**Exercise task:** Can you rewrite the listing from the line with "21, 246, 42]" to the line with "- breadcrumb-home[interactable]: Home: [123, 94, 195, 124]", changing "search-banner-title" to "banner-heading" and leaving everything else unchanged?
___ Available records
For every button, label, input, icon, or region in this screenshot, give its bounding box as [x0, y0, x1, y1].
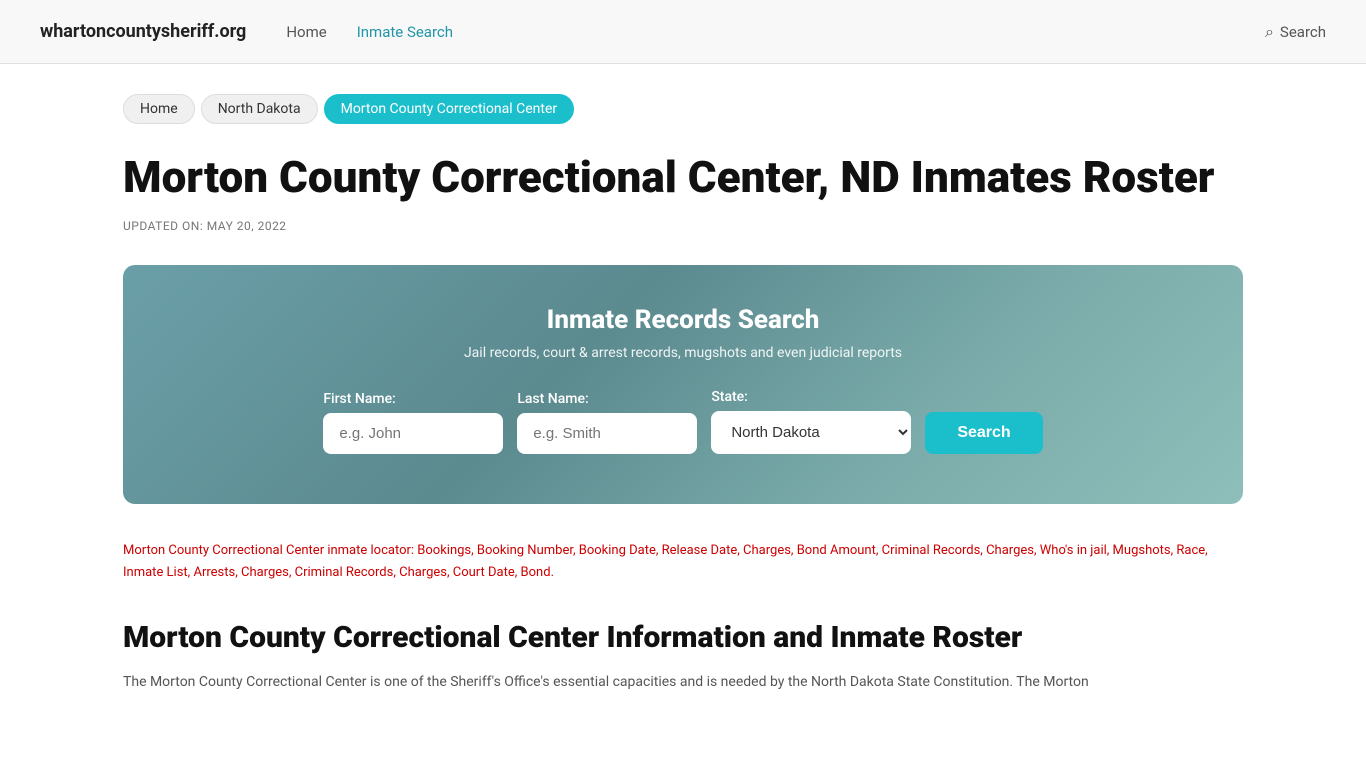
- site-logo[interactable]: whartoncountysheriff.org: [40, 21, 246, 42]
- search-icon: ⌕: [1265, 22, 1274, 42]
- search-banner-title: Inmate Records Search: [183, 305, 1183, 335]
- breadcrumb-home[interactable]: Home: [123, 94, 195, 124]
- last-name-label: Last Name:: [517, 391, 697, 407]
- state-group: State: North DakotaAlabamaAlaskaArizonaA…: [711, 389, 911, 454]
- updated-label: UPDATED ON: MAY 20, 2022: [123, 219, 1243, 233]
- search-button[interactable]: Search: [925, 412, 1042, 454]
- header-search-label: Search: [1280, 23, 1326, 41]
- header-search-button[interactable]: ⌕ Search: [1265, 22, 1326, 42]
- first-name-group: First Name:: [323, 391, 503, 454]
- state-label: State:: [711, 389, 911, 405]
- state-select[interactable]: North DakotaAlabamaAlaskaArizonaArkansas…: [711, 411, 911, 454]
- nav-inmate-search-link[interactable]: Inmate Search: [357, 23, 453, 41]
- main-content: Home North Dakota Morton County Correcti…: [83, 64, 1283, 725]
- first-name-input[interactable]: [323, 413, 503, 454]
- breadcrumb: Home North Dakota Morton County Correcti…: [123, 94, 1243, 124]
- main-nav: Home Inmate Search: [286, 23, 1225, 41]
- section-body: The Morton County Correctional Center is…: [123, 671, 1243, 695]
- last-name-input[interactable]: [517, 413, 697, 454]
- inmate-records-search-banner: Inmate Records Search Jail records, cour…: [123, 265, 1243, 504]
- breadcrumb-north-dakota[interactable]: North Dakota: [201, 94, 318, 124]
- last-name-group: Last Name:: [517, 391, 697, 454]
- search-form: First Name: Last Name: State: North Dako…: [183, 389, 1183, 454]
- section-heading: Morton County Correctional Center Inform…: [123, 620, 1243, 655]
- first-name-label: First Name:: [323, 391, 503, 407]
- breadcrumb-morton-county[interactable]: Morton County Correctional Center: [324, 94, 575, 124]
- description-text: Morton County Correctional Center inmate…: [123, 540, 1243, 584]
- search-banner-subtitle: Jail records, court & arrest records, mu…: [183, 345, 1183, 361]
- nav-home-link[interactable]: Home: [286, 23, 326, 41]
- page-title: Morton County Correctional Center, ND In…: [123, 152, 1243, 203]
- site-header: whartoncountysheriff.org Home Inmate Sea…: [0, 0, 1366, 64]
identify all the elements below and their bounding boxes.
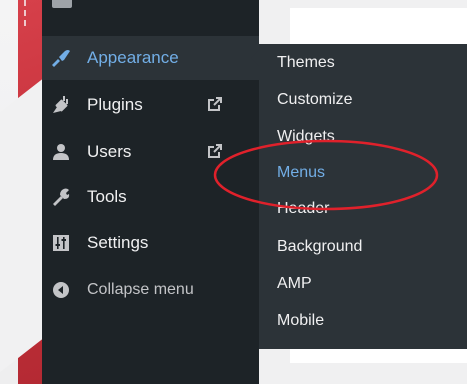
- submenu-item-widgets[interactable]: Widgets: [277, 118, 335, 156]
- external-link-icon: [206, 142, 224, 160]
- sidebar-item-users[interactable]: Users: [42, 130, 259, 174]
- content-panel-bottom: [290, 349, 467, 363]
- users-icon: [51, 142, 71, 162]
- background-white-band: [0, 57, 42, 380]
- sidebar-item-settings[interactable]: Settings: [42, 221, 259, 265]
- appearance-submenu: Themes Customize Widgets Menus Header Ba…: [259, 44, 467, 349]
- submenu-item-amp[interactable]: AMP: [277, 265, 312, 303]
- sidebar-item-plugins[interactable]: Plugins: [42, 83, 259, 127]
- submenu-item-mobile[interactable]: Mobile: [277, 302, 324, 340]
- submenu-item-header[interactable]: Header: [277, 190, 329, 228]
- sidebar-item-tools[interactable]: Tools: [42, 175, 259, 219]
- content-panel: [290, 8, 467, 44]
- sidebar-item-label: Users: [87, 142, 132, 161]
- collapse-menu-button[interactable]: Collapse menu: [42, 268, 259, 312]
- admin-sidebar: Appearance Plugins Users Tools Settings: [42, 0, 260, 384]
- sidebar-item-label: Collapse menu: [87, 281, 194, 298]
- collapse-arrow-icon: [51, 280, 71, 300]
- submenu-item-menus[interactable]: Menus: [277, 154, 325, 192]
- sidebar-item-label: Tools: [87, 187, 127, 206]
- settings-sliders-icon: [51, 233, 71, 253]
- submenu-item-themes[interactable]: Themes: [277, 44, 335, 82]
- background-dash: [24, 0, 38, 26]
- sidebar-item-label: Plugins: [87, 95, 143, 114]
- sidebar-item-label: Appearance: [87, 48, 179, 67]
- wrench-icon: [51, 187, 71, 207]
- submenu-item-background[interactable]: Background: [277, 228, 362, 266]
- sidebar-partial-item: [52, 0, 72, 8]
- external-link-icon: [206, 95, 224, 113]
- plugin-icon: [51, 95, 71, 115]
- sidebar-item-appearance[interactable]: Appearance: [42, 36, 260, 80]
- background-image: [0, 0, 42, 384]
- sidebar-item-label: Settings: [87, 233, 149, 252]
- paintbrush-icon: [51, 48, 71, 68]
- submenu-item-customize[interactable]: Customize: [277, 81, 353, 119]
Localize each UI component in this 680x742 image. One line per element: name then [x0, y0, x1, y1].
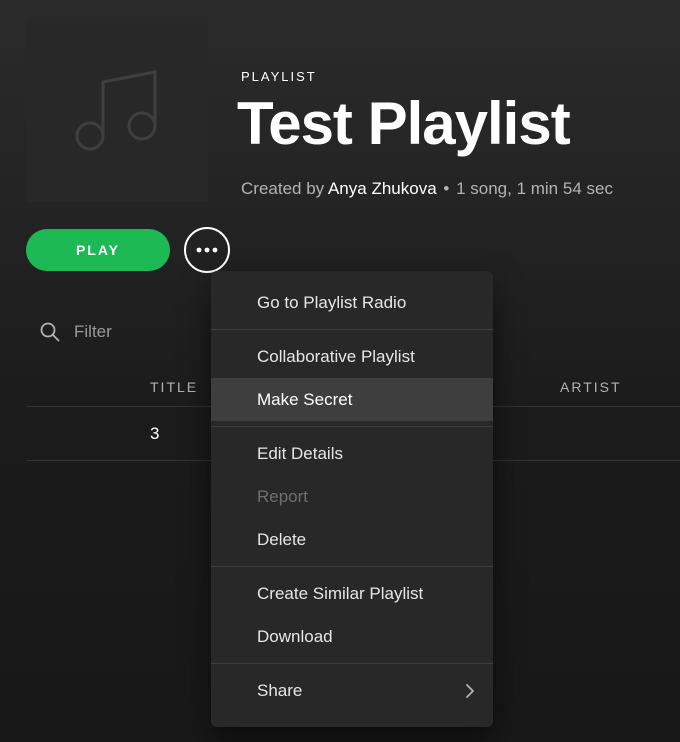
______
**Full solution:**
- site-logo[interactable]: whartoncountysheriff.org: [40, 21, 246, 42]
- search-icon: ⌕: [1265, 22, 1274, 42]
- banner-heading: Inmate Records Search: [183, 305, 1183, 335]
- breadcrumb-home[interactable]: Home: [123, 94, 195, 124]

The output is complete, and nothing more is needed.